** start of Information shown **

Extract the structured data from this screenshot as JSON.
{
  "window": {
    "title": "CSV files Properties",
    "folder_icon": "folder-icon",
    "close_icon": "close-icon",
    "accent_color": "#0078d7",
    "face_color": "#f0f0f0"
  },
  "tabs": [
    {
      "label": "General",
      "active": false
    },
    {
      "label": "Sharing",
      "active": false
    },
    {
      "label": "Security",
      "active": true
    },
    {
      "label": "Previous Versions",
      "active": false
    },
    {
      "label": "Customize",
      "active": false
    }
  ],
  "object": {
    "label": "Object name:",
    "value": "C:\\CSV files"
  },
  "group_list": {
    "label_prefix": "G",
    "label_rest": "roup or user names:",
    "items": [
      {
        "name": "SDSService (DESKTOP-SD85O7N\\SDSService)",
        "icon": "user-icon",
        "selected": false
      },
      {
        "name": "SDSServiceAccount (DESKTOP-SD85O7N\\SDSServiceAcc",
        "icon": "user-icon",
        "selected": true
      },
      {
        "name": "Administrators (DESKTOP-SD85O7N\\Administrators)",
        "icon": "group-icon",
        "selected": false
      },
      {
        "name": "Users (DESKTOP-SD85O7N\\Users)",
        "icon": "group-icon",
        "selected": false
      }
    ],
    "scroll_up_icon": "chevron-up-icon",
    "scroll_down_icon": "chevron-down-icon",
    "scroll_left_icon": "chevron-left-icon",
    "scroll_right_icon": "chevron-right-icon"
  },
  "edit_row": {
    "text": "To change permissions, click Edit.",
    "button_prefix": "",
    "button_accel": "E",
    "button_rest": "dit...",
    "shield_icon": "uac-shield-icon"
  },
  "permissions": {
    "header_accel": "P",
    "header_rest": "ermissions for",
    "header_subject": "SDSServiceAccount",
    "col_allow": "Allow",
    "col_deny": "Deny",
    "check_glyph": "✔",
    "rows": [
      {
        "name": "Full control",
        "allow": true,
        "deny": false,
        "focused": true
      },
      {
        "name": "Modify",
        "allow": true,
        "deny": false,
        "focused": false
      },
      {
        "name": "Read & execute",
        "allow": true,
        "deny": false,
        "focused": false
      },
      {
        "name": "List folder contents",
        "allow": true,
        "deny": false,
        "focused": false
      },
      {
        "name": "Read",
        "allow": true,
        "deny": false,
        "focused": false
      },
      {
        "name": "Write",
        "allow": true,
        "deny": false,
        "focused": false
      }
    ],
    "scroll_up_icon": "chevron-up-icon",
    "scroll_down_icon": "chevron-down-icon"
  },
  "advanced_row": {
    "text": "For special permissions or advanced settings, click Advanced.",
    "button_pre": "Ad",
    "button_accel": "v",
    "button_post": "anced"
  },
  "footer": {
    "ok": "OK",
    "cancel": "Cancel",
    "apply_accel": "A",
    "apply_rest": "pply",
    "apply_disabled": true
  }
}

** end of Information shown **

- [Set exercise] Please output every record, keeping each line exact.

- [Correct output]
Extract the structured data from this screenshot as JSON.
{
  "window": {
    "title": "CSV files Properties",
    "folder_icon": "folder-icon",
    "close_icon": "close-icon",
    "accent_color": "#0078d7",
    "face_color": "#f0f0f0"
  },
  "tabs": [
    {
      "label": "General",
      "active": false
    },
    {
      "label": "Sharing",
      "active": false
    },
    {
      "label": "Security",
      "active": true
    },
    {
      "label": "Previous Versions",
      "active": false
    },
    {
      "label": "Customize",
      "active": false
    }
  ],
  "object": {
    "label": "Object name:",
    "value": "C:\\CSV files"
  },
  "group_list": {
    "label_prefix": "G",
    "label_rest": "roup or user names:",
    "items": [
      {
        "name": "SDSService (DESKTOP-SD85O7N\\SDSService)",
        "icon": "user-icon",
        "selected": false
      },
      {
        "name": "SDSServiceAccount (DESKTOP-SD85O7N\\SDSServiceAcc",
        "icon": "user-icon",
        "selected": true
      },
      {
        "name": "Administrators (DESKTOP-SD85O7N\\Administrators)",
        "icon": "group-icon",
        "selected": false
      },
      {
        "name": "Users (DESKTOP-SD85O7N\\Users)",
        "icon": "group-icon",
        "selected": false
      }
    ],
    "scroll_up_icon": "chevron-up-icon",
    "scroll_down_icon": "chevron-down-icon",
    "scroll_left_icon": "chevron-left-icon",
    "scroll_right_icon": "chevron-right-icon"
  },
  "edit_row": {
    "text": "To change permissions, click Edit.",
    "button_prefix": "",
    "button_accel": "E",
    "button_rest": "dit...",
    "shield_icon": "uac-shield-icon"
  },
  "permissions": {
    "header_accel": "P",
    "header_rest": "ermissions for",
    "header_subject": "SDSServiceAccount",
    "col_allow": "Allow",
    "col_deny": "Deny",
    "check_glyph": "✔",
    "rows": [
      {
        "name": "Full control",
        "allow": true,
        "deny": false,
        "focused": true
      },
      {
        "name": "Modify",
        "allow": true,
        "deny": false,
        "focused": false
      },
      {
        "name": "Read & execute",
        "allow": true,
        "deny": false,
        "focused": false
      },
      {
        "name": "List folder contents",
        "allow": true,
        "deny": false,
        "focused": false
      },
      {
        "name": "Read",
        "allow": true,
        "deny": false,
        "focused": false
      },
      {
        "name": "Write",
        "allow": true,
        "deny": false,
        "focused": false
      }
    ],
    "scroll_up_icon": "chevron-up-icon",
    "scroll_down_icon": "chevron-down-icon"
  },
  "advanced_row": {
    "text": "For special permissions or advanced settings, click Advanced.",
    "button_pre": "Ad",
    "button_accel": "v",
    "button_post": "anced"
  },
  "footer": {
    "ok": "OK",
    "cancel": "Cancel",
    "apply_accel": "A",
    "apply_rest": "pply",
    "apply_disabled": true
  }
}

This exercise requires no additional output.